== Input rows

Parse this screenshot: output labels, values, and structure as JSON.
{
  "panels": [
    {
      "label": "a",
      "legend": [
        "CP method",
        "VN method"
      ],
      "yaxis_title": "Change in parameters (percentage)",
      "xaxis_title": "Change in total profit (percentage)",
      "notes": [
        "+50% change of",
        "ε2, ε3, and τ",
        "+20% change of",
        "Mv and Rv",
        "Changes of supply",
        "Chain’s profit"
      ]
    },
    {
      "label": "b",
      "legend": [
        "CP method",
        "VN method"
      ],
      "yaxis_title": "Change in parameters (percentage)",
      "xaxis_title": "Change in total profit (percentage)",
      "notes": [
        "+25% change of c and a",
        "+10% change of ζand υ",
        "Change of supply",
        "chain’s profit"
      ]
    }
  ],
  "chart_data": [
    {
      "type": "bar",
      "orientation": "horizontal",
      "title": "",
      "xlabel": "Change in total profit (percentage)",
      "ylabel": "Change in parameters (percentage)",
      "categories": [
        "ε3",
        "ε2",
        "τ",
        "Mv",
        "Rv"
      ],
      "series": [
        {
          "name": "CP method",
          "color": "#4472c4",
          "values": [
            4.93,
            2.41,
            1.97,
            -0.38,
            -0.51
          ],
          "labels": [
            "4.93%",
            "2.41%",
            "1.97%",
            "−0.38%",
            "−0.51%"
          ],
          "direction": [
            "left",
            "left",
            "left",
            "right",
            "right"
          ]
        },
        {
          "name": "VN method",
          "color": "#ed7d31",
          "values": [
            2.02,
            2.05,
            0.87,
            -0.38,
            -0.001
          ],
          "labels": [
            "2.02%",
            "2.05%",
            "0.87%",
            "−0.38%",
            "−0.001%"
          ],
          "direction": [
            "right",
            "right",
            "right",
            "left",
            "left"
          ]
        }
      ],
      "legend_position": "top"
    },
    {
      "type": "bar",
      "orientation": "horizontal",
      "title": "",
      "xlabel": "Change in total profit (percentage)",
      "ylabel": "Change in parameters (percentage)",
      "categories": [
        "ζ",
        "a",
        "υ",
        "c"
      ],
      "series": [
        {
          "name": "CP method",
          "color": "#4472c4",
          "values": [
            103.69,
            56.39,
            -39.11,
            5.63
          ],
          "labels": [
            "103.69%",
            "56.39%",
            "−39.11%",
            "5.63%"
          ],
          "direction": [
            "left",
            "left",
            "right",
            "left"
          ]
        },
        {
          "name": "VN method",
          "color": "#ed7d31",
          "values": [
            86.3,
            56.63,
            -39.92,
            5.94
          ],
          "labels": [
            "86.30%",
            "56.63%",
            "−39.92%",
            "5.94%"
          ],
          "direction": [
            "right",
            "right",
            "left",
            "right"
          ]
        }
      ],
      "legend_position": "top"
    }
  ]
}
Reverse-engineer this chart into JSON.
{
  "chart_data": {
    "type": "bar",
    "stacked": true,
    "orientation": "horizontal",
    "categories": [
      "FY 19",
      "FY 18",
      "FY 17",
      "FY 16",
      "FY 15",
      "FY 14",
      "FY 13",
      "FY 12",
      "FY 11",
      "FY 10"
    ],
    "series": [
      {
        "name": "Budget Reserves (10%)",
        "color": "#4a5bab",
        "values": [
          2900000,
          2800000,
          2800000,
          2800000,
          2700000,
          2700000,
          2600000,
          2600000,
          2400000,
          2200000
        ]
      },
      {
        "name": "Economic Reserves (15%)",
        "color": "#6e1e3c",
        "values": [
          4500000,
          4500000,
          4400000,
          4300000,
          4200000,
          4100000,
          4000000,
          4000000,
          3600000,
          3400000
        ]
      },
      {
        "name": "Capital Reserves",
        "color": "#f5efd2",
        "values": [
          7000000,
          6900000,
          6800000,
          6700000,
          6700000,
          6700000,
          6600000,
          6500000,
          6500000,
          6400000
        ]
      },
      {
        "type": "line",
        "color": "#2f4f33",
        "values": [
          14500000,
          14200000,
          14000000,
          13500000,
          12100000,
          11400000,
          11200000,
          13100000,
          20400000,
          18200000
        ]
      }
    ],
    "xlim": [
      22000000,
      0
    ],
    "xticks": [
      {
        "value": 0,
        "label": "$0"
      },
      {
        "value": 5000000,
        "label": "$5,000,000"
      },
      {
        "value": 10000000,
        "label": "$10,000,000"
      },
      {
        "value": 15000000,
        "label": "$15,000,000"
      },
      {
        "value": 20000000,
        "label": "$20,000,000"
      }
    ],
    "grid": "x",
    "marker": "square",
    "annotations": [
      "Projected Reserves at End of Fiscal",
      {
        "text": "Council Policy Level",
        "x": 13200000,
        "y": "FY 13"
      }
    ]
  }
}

====

• Aim
Give all the entries again exactly; leave none out.

• Task answer
Parse this screenshot: output labels, values, and structure as JSON.
{
  "panels": [
    {
      "label": "a",
      "legend": [
        "CP method",
        "VN method"
      ],
      "yaxis_title": "Change in parameters (percentage)",
      "xaxis_title": "Change in total profit (percentage)",
      "notes": [
        "+50% change of",
        "ε2, ε3, and τ",
        "+20% change of",
        "Mv and Rv",
        "Changes of supply",
        "Chain’s profit"
      ]
    },
    {
      "label": "b",
      "legend": [
        "CP method",
        "VN method"
      ],
      "yaxis_title": "Change in parameters (percentage)",
      "xaxis_title": "Change in total profit (percentage)",
      "notes": [
        "+25% change of c and a",
        "+10% change of ζand υ",
        "Change of supply",
        "chain’s profit"
      ]
    }
  ],
  "chart_data": [
    {
      "type": "bar",
      "orientation": "horizontal",
      "title": "",
      "xlabel": "Change in total profit (percentage)",
      "ylabel": "Change in parameters (percentage)",
      "categories": [
        "ε3",
        "ε2",
        "τ",
        "Mv",
        "Rv"
      ],
      "series": [
        {
          "name": "CP method",
          "color": "#4472c4",
          "values": [
            4.93,
            2.41,
            1.97,
            -0.38,
            -0.51
          ],
          "labels": [
            "4.93%",
            "2.41%",
            "1.97%",
            "−0.38%",
            "−0.51%"
          ],
          "direction": [
            "left",
            "left",
            "left",
            "right",
            "right"
          ]
        },
        {
          "name": "VN method",
          "color": "#ed7d31",
          "values": [
            2.02,
            2.05,
            0.87,
            -0.38,
            -0.001
          ],
          "labels": [
            "2.02%",
            "2.05%",
            "0.87%",
            "−0.38%",
            "−0.001%"
          ],
          "direction": [
            "right",
            "right",
            "right",
            "left",
            "left"
          ]
        }
      ],
      "legend_position": "top"
    },
    {
      "type": "bar",
      "orientation": "horizontal",
      "title": "",
      "xlabel": "Change in total profit (percentage)",
      "ylabel": "Change in parameters (percentage)",
      "categories": [
        "ζ",
        "a",
        "υ",
        "c"
      ],
      "series": [
        {
          "name": "CP method",
          "color": "#4472c4",
          "values": [
            103.69,
            56.39,
            -39.11,
            5.63
          ],
          "labels": [
            "103.69%",
            "56.39%",
            "−39.11%",
            "5.63%"
          ],
          "direction": [
            "left",
            "left",
            "right",
            "left"
          ]
        },
        {
          "name": "VN method",
          "color": "#ed7d31",
          "values": [
            86.3,
            56.63,
            -39.92,
            5.94
          ],
          "labels": [
            "86.30%",
            "56.63%",
            "−39.92%",
            "5.94%"
          ],
          "direction": [
            "right",
            "right",
            "left",
            "right"
          ]
        }
      ],
      "legend_position": "top"
    }
  ]
}
Reverse-engineer this chart into JSON.
{
  "chart_data": {
    "type": "bar",
    "stacked": true,
    "orientation": "horizontal",
    "categories": [
      "FY 19",
      "FY 18",
      "FY 17",
      "FY 16",
      "FY 15",
      "FY 14",
      "FY 13",
      "FY 12",
      "FY 11",
      "FY 10"
    ],
    "series": [
      {
        "name": "Budget Reserves (10%)",
        "color": "#4a5bab",
        "values": [
          2900000,
          2800000,
          2800000,
          2800000,
          2700000,
          2700000,
          2600000,
          2600000,
          2400000,
          2200000
        ]
      },
      {
        "name": "Economic Reserves (15%)",
        "color": "#6e1e3c",
        "values": [
          4500000,
          4500000,
          4400000,
          4300000,
          4200000,
          4100000,
          4000000,
          4000000,
          3600000,
          3400000
        ]
      },
      {
        "name": "Capital Reserves",
        "color": "#f5efd2",
        "values": [
          7000000,
          6900000,
          6800000,
          6700000,
          6700000,
          6700000,
          6600000,
          6500000,
          6500000,
          6400000
        ]
      },
      {
        "type": "line",
        "color": "#2f4f33",
        "values": [
          14500000,
          14200000,
          14000000,
          13500000,
          12100000,
          11400000,
          11200000,
          13100000,
          20400000,
          18200000
        ]
      }
    ],
    "xlim": [
      22000000,
      0
    ],
    "xticks": [
      {
        "value": 0,
        "label": "$0"
      },
      {
        "value": 5000000,
        "label": "$5,000,000"
      },
      {
        "value": 10000000,
        "label": "$10,000,000"
      },
      {
        "value": 15000000,
        "label": "$15,000,000"
      },
      {
        "value": 20000000,
        "label": "$20,000,000"
      }
    ],
    "grid": "x",
    "marker": "square",
    "annotations": [
      "Projected Reserves at End of Fiscal",
      {
        "text": "Council Policy Level",
        "x": 13200000,
        "y": "FY 13"
      }
    ]
  }
}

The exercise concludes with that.